**TASK DESCRIPTION:** Every entry needs to be printed exactly, please.

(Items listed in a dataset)
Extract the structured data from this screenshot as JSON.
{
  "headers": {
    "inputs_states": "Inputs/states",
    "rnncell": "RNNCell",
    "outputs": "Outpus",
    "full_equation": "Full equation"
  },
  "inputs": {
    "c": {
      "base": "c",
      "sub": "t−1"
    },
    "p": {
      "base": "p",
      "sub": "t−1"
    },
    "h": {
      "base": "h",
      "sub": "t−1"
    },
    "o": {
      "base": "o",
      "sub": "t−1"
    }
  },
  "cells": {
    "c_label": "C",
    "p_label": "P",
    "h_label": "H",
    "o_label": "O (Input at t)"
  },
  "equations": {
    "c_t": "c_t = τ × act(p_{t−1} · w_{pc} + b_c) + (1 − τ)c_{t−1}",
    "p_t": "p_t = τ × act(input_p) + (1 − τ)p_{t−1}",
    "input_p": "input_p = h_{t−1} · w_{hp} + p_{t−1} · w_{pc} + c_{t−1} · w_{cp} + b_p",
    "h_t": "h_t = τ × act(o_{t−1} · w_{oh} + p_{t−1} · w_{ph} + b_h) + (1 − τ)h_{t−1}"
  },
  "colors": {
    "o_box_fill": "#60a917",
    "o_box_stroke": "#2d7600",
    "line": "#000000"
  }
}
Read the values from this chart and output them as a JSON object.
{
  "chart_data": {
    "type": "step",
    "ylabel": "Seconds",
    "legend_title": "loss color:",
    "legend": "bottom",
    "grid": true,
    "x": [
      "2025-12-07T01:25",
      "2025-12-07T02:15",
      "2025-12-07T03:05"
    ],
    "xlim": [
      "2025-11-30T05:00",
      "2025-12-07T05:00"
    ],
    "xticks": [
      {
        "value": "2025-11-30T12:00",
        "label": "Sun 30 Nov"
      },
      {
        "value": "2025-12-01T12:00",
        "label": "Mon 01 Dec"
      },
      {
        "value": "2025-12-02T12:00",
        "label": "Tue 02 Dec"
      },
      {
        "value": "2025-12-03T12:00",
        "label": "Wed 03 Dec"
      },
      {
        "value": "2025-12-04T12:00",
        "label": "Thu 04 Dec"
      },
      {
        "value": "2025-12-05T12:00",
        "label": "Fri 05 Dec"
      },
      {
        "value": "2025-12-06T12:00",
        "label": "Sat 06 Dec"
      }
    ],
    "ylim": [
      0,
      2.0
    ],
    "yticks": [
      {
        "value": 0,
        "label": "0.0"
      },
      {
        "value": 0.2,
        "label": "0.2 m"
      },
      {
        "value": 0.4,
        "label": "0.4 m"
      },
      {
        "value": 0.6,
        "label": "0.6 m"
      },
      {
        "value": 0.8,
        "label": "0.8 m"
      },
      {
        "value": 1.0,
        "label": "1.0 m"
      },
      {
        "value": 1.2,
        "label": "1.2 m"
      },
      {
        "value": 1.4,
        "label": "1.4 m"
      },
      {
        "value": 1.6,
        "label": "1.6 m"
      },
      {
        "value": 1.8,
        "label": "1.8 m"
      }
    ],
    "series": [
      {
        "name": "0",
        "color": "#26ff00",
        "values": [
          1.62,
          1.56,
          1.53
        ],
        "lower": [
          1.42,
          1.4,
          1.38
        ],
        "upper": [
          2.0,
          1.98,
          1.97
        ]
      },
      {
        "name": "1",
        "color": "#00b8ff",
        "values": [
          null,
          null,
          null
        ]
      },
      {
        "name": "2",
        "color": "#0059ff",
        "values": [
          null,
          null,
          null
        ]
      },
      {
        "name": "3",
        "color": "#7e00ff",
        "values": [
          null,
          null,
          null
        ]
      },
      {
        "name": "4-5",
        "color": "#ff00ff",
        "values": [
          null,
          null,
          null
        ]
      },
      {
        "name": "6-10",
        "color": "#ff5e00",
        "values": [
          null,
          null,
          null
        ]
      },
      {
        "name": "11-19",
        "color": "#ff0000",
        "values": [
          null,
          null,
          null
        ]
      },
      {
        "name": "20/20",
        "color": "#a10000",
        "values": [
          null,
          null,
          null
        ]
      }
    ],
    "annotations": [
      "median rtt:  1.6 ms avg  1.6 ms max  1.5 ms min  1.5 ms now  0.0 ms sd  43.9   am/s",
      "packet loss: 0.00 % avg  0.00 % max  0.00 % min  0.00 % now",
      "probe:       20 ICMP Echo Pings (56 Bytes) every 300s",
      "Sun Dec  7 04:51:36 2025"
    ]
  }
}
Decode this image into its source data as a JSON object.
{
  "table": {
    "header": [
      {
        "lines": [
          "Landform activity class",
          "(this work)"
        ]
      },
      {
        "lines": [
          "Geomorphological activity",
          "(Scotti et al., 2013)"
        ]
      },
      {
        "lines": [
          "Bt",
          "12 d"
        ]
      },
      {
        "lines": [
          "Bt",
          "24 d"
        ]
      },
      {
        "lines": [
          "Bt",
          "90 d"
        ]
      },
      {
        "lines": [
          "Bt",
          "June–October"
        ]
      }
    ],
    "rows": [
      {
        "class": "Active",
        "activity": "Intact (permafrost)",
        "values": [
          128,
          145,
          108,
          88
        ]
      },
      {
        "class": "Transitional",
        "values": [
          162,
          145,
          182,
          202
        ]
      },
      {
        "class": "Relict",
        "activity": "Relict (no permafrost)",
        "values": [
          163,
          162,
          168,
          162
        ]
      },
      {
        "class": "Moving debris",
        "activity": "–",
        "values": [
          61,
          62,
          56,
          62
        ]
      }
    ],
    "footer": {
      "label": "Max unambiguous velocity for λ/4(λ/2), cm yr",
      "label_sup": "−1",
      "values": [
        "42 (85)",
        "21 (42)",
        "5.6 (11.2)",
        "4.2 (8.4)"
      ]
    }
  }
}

**SOLVED EXERCISE:**
Extract the structured data from this screenshot as JSON.
{
  "headers": {
    "inputs_states": "Inputs/states",
    "rnncell": "RNNCell",
    "outputs": "Outpus",
    "full_equation": "Full equation"
  },
  "inputs": {
    "c": {
      "base": "c",
      "sub": "t−1"
    },
    "p": {
      "base": "p",
      "sub": "t−1"
    },
    "h": {
      "base": "h",
      "sub": "t−1"
    },
    "o": {
      "base": "o",
      "sub": "t−1"
    }
  },
  "cells": {
    "c_label": "C",
    "p_label": "P",
    "h_label": "H",
    "o_label": "O (Input at t)"
  },
  "equations": {
    "c_t": "c_t = τ × act(p_{t−1} · w_{pc} + b_c) + (1 − τ)c_{t−1}",
    "p_t": "p_t = τ × act(input_p) + (1 − τ)p_{t−1}",
    "input_p": "input_p = h_{t−1} · w_{hp} + p_{t−1} · w_{pc} + c_{t−1} · w_{cp} + b_p",
    "h_t": "h_t = τ × act(o_{t−1} · w_{oh} + p_{t−1} · w_{ph} + b_h) + (1 − τ)h_{t−1}"
  },
  "colors": {
    "o_box_fill": "#60a917",
    "o_box_stroke": "#2d7600",
    "line": "#000000"
  }
}
Read the values from this chart and output them as a JSON object.
{
  "chart_data": {
    "type": "step",
    "ylabel": "Seconds",
    "legend_title": "loss color:",
    "legend": "bottom",
    "grid": true,
    "x": [
      "2025-12-07T01:25",
      "2025-12-07T02:15",
      "2025-12-07T03:05"
    ],
    "xlim": [
      "2025-11-30T05:00",
      "2025-12-07T05:00"
    ],
    "xticks": [
      {
        "value": "2025-11-30T12:00",
        "label": "Sun 30 Nov"
      },
      {
        "value": "2025-12-01T12:00",
        "label": "Mon 01 Dec"
      },
      {
        "value": "2025-12-02T12:00",
        "label": "Tue 02 Dec"
      },
      {
        "value": "2025-12-03T12:00",
        "label": "Wed 03 Dec"
      },
      {
        "value": "2025-12-04T12:00",
        "label": "Thu 04 Dec"
      },
      {
        "value": "2025-12-05T12:00",
        "label": "Fri 05 Dec"
      },
      {
        "value": "2025-12-06T12:00",
        "label": "Sat 06 Dec"
      }
    ],
    "ylim": [
      0,
      2.0
    ],
    "yticks": [
      {
        "value": 0,
        "label": "0.0"
      },
      {
        "value": 0.2,
        "label": "0.2 m"
      },
      {
        "value": 0.4,
        "label": "0.4 m"
      },
      {
        "value": 0.6,
        "label": "0.6 m"
      },
      {
        "value": 0.8,
        "label": "0.8 m"
      },
      {
        "value": 1.0,
        "label": "1.0 m"
      },
      {
        "value": 1.2,
        "label": "1.2 m"
      },
      {
        "value": 1.4,
        "label": "1.4 m"
      },
      {
        "value": 1.6,
        "label": "1.6 m"
      },
      {
        "value": 1.8,
        "label": "1.8 m"
      }
    ],
    "series": [
      {
        "name": "0",
        "color": "#26ff00",
        "values": [
          1.62,
          1.56,
          1.53
        ],
        "lower": [
          1.42,
          1.4,
          1.38
        ],
        "upper": [
          2.0,
          1.98,
          1.97
        ]
      },
      {
        "name": "1",
        "color": "#00b8ff",
        "values": [
          null,
          null,
          null
        ]
      },
      {
        "name": "2",
        "color": "#0059ff",
        "values": [
          null,
          null,
          null
        ]
      },
      {
        "name": "3",
        "color": "#7e00ff",
        "values": [
          null,
          null,
          null
        ]
      },
      {
        "name": "4-5",
        "color": "#ff00ff",
        "values": [
          null,
          null,
          null
        ]
      },
      {
        "name": "6-10",
        "color": "#ff5e00",
        "values": [
          null,
          null,
          null
        ]
      },
      {
        "name": "11-19",
        "color": "#ff0000",
        "values": [
          null,
          null,
          null
        ]
      },
      {
        "name": "20/20",
        "color": "#a10000",
        "values": [
          null,
          null,
          null
        ]
      }
    ],
    "annotations": [
      "median rtt:  1.6 ms avg  1.6 ms max  1.5 ms min  1.5 ms now  0.0 ms sd  43.9   am/s",
      "packet loss: 0.00 % avg  0.00 % max  0.00 % min  0.00 % now",
      "probe:       20 ICMP Echo Pings (56 Bytes) every 300s",
      "Sun Dec  7 04:51:36 2025"
    ]
  }
}
Decode this image into its source data as a JSON object.
{
  "table": {
    "header": [
      {
        "lines": [
          "Landform activity class",
          "(this work)"
        ]
      },
      {
        "lines": [
          "Geomorphological activity",
          "(Scotti et al., 2013)"
        ]
      },
      {
        "lines": [
          "Bt",
          "12 d"
        ]
      },
      {
        "lines": [
          "Bt",
          "24 d"
        ]
      },
      {
        "lines": [
          "Bt",
          "90 d"
        ]
      },
      {
        "lines": [
          "Bt",
          "June–October"
        ]
      }
    ],
    "rows": [
      {
        "class": "Active",
        "activity": "Intact (permafrost)",
        "values": [
          128,
          145,
          108,
          88
        ]
      },
      {
        "class": "Transitional",
        "values": [
          162,
          145,
          182,
          202
        ]
      },
      {
        "class": "Relict",
        "activity": "Relict (no permafrost)",
        "values": [
          163,
          162,
          168,
          162
        ]
      },
      {
        "class": "Moving debris",
        "activity": "–",
        "values": [
          61,
          62,
          56,
          62
        ]
      }
    ],
    "footer": {
      "label": "Max unambiguous velocity for λ/4(λ/2), cm yr",
      "label_sup": "−1",
      "values": [
        "42 (85)",
        "21 (42)",
        "5.6 (11.2)",
        "4.2 (8.4)"
      ]
    }
  }
}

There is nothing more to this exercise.